▶ [To do]:
a - In the photo-stream post, what four things does the whited air hide in the Emerson excerpt?
b - In the photo-stream post, where was the writer thirty-two years ago?

▶ [Exercise text]:
#NewThisDay Writing From My Photo Stream
Tree in frozen brook
Announced by all the trumpets of the sky,
Arrives the snow, and, driving o'er the fields,
Seems nowhere to alight: the whited air
Hides hills and woods, the river, and the heaven,
And veils the farm-house at the garden's end. . .
Excerpt from The Snow-Storm, Ralph Waldo Emerson
The first thing, after the unloading from the car, is a walk into the woods,, dry and rumpled, crinkled and brown. We are home before the storm and happy to be out of the car into the fresh air. It’s warmer, so much warmer, than Montreal. We scuff along through the leaves, and passing the brook, I stop to look into the brook at the thin circles of ice and the tree’s reflection. The snow will fall, inevitably, as we walk, but not yet. The December afternoon grows dark. I meet my friend and her dogs in the meadow and we take a very long ramble. The dogs romp, happily. By the time we are heading home, snowflakes begin falling on our heads, and now I’m growing colder. Pleasantly, I walk home, and the flakes fall heavier and heavier into the dark afternoon, becoming evening. There is no wind yet. The dead leaves turn white. We walk home to a warm fire, it’s setting the living room ablaze. The Thanksgiving weekend is ending in a change of the landscape and the promise of inches for skiing in the morning. Traffic and schedules disrupted. I am happily exhausted. Frank leaves the spotlight on. The snow falls in huge flakes straight down from the sky, layering the field, melting on the unfrozen river. This snow is think and inevitable. December is here. Thirty two years ago, I was having contractions in a Florida hospital, heading into the storm of this first birth, the long long night of it ahead. The working and waiting. The snow is here, it cannot be stopped. In the morning, that Florida morning, he finally came into the world, after one hell of a long night. Forceps. Jesus. It was quite a night. And the best and happiest of the joyful morning still ahead.

▶ [Raw data]:
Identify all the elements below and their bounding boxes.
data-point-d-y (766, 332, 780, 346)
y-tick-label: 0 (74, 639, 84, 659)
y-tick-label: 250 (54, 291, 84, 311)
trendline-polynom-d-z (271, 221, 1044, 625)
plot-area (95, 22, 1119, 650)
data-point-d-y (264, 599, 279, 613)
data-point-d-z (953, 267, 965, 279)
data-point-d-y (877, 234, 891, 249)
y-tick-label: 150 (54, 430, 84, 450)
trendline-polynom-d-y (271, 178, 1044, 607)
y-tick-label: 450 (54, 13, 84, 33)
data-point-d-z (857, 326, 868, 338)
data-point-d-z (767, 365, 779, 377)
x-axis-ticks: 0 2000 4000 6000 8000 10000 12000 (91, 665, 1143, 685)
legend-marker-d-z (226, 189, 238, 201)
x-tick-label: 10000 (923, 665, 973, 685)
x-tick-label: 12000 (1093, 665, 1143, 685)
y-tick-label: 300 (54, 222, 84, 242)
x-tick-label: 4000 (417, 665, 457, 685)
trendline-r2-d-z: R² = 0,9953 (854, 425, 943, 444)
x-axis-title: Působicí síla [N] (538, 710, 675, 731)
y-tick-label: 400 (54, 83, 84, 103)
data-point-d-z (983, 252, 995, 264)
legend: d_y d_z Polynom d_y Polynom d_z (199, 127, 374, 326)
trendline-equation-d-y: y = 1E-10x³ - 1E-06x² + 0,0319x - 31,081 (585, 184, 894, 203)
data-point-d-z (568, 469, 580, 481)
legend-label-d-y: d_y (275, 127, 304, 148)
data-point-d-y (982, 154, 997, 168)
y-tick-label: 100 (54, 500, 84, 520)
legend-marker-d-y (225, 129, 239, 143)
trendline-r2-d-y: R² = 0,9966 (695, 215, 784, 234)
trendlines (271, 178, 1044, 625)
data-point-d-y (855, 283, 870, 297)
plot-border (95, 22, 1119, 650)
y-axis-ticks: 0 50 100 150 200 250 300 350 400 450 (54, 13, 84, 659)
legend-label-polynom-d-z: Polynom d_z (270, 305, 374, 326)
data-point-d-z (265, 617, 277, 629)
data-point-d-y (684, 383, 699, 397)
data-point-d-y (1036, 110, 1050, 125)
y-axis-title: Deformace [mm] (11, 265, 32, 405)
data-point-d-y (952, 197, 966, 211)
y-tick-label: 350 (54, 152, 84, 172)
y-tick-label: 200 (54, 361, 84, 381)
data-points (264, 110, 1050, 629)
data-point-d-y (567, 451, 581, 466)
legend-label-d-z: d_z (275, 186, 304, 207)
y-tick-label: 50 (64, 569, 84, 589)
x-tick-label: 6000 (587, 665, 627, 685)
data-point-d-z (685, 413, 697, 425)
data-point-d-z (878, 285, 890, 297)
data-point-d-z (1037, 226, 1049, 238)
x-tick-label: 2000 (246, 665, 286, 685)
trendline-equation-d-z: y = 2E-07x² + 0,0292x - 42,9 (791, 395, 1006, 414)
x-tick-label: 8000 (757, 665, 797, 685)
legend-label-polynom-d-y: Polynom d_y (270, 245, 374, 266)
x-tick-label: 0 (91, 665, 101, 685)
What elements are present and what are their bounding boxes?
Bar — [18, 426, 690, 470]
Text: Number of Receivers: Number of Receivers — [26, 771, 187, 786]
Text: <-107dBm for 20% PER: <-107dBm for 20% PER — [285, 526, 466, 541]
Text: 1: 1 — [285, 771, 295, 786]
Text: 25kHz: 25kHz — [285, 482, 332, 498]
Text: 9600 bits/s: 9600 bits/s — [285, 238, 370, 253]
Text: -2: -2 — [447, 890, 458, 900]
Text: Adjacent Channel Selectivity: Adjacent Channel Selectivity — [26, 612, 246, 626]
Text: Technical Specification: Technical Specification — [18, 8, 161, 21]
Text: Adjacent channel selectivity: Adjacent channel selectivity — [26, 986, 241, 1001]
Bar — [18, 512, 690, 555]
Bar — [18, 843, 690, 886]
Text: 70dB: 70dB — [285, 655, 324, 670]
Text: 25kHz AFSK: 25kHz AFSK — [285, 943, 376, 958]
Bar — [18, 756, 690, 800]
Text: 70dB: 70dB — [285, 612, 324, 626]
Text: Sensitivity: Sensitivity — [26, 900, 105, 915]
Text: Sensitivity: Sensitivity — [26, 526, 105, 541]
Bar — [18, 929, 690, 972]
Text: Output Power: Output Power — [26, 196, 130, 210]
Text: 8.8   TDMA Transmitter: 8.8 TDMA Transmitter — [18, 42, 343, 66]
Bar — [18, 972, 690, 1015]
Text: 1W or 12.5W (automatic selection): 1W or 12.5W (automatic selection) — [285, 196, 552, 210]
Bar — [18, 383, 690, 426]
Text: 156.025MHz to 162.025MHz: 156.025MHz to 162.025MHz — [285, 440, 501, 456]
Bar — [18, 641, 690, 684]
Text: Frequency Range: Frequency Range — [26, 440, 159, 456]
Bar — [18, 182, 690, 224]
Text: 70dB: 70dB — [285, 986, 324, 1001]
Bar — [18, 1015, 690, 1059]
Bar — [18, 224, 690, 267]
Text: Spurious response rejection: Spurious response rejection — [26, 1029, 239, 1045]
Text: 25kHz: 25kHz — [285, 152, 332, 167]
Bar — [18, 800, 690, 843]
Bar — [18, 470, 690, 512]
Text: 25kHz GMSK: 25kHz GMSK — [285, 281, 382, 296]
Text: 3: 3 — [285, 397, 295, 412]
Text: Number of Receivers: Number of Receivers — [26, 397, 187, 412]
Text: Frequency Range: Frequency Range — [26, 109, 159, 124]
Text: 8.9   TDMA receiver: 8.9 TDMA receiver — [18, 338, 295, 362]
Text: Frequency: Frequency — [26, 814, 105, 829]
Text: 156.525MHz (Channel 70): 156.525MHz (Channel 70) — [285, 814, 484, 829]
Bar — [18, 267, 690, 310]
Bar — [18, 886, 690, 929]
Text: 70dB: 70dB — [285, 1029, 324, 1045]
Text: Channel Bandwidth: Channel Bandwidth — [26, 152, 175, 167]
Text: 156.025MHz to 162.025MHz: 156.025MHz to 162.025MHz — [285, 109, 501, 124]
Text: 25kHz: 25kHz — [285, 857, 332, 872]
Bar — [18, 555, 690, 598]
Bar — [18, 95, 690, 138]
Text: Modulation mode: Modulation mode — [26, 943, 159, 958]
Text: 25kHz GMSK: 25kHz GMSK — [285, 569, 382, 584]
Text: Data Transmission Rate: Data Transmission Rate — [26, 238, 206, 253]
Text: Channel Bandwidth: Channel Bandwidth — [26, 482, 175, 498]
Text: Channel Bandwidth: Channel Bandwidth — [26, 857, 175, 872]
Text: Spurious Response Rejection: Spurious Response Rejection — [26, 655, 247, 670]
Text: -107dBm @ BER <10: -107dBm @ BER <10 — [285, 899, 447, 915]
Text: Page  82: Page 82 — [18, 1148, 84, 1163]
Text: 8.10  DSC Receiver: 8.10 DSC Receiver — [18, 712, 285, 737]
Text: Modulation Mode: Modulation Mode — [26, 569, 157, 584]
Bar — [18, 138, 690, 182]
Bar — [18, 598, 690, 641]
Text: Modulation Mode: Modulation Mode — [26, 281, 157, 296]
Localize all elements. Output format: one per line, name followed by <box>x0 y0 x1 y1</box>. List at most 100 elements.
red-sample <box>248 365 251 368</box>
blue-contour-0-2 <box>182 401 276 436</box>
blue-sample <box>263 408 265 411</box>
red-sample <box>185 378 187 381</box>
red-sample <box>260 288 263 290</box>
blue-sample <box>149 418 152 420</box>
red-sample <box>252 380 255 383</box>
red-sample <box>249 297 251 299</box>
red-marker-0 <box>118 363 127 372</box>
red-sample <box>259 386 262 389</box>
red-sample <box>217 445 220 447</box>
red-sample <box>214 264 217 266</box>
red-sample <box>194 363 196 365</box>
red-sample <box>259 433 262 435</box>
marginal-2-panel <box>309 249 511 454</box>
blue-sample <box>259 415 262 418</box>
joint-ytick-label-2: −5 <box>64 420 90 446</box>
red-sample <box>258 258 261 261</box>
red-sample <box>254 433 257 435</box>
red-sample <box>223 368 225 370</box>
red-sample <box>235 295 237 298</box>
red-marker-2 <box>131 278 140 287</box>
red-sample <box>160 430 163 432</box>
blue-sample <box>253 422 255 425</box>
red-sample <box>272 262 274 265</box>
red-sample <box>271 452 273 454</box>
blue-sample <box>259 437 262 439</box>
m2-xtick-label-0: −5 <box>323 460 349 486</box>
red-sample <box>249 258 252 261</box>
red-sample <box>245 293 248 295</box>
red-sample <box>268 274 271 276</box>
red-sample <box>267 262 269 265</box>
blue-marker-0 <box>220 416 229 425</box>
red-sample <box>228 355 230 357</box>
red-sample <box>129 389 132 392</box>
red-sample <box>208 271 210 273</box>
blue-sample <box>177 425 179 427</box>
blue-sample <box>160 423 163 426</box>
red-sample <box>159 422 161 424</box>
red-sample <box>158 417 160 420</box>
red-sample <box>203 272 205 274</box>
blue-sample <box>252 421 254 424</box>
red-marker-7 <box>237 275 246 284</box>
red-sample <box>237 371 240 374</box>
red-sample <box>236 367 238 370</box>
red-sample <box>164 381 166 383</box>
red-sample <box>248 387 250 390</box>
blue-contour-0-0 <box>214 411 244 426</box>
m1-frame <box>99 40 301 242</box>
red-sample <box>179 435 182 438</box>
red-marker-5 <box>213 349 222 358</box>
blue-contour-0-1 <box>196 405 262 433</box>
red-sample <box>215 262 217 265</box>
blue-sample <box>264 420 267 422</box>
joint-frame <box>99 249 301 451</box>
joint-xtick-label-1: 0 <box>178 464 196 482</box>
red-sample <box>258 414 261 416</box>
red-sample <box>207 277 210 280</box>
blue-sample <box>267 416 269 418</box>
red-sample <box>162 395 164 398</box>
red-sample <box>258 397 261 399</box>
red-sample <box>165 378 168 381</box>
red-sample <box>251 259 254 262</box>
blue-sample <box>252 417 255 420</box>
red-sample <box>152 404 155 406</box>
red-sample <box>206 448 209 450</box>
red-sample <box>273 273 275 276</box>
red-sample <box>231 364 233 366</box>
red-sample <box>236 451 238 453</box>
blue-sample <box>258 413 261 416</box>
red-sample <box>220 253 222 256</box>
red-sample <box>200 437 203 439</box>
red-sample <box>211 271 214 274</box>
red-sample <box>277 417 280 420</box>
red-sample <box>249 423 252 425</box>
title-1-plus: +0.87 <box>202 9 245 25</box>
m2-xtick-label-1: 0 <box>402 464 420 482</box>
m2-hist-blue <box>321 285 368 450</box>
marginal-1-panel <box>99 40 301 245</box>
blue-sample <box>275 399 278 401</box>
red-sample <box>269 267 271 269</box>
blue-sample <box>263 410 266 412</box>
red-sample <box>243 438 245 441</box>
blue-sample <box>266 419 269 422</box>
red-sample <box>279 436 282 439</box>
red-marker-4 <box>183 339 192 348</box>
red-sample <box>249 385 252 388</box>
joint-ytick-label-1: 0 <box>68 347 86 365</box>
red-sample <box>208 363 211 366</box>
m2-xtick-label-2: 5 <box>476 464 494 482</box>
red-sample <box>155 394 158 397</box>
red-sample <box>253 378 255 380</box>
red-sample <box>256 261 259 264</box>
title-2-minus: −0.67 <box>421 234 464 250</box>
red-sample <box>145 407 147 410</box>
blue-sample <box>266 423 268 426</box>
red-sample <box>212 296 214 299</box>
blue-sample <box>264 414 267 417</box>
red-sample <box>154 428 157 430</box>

▶ [Responses in order]:
a -
- hills
- woods
- the river
- the heaven

b - In a Florida hospital, having contractions.